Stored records
((

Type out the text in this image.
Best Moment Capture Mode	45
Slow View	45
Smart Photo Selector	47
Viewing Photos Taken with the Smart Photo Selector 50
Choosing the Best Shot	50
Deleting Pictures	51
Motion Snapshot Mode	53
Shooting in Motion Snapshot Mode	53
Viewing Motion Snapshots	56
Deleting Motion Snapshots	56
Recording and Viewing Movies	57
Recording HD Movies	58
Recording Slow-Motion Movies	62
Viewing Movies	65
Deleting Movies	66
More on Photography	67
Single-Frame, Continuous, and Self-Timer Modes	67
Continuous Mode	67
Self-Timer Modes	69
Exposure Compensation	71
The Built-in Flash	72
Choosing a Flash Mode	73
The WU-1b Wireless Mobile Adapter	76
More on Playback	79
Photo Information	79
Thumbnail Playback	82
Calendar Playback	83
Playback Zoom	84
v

))

Return the listing above in full, character for character.

Expected answer
Type out the text in this image.
Best Moment Capture Mode	45
Slow View	45
Smart Photo Selector	47
Viewing Photos Taken with the Smart Photo Selector 50
Choosing the Best Shot	50
Deleting Pictures	51
Motion Snapshot Mode	53
Shooting in Motion Snapshot Mode	53
Viewing Motion Snapshots	56
Deleting Motion Snapshots	56
Recording and Viewing Movies	57
Recording HD Movies	58
Recording Slow-Motion Movies	62
Viewing Movies	65
Deleting Movies	66
More on Photography	67
Single-Frame, Continuous, and Self-Timer Modes	67
Continuous Mode	67
Self-Timer Modes	69
Exposure Compensation	71
The Built-in Flash	72
Choosing a Flash Mode	73
The WU-1b Wireless Mobile Adapter	76
More on Playback	79
Photo Information	79
Thumbnail Playback	82
Calendar Playback	83
Playback Zoom	84
v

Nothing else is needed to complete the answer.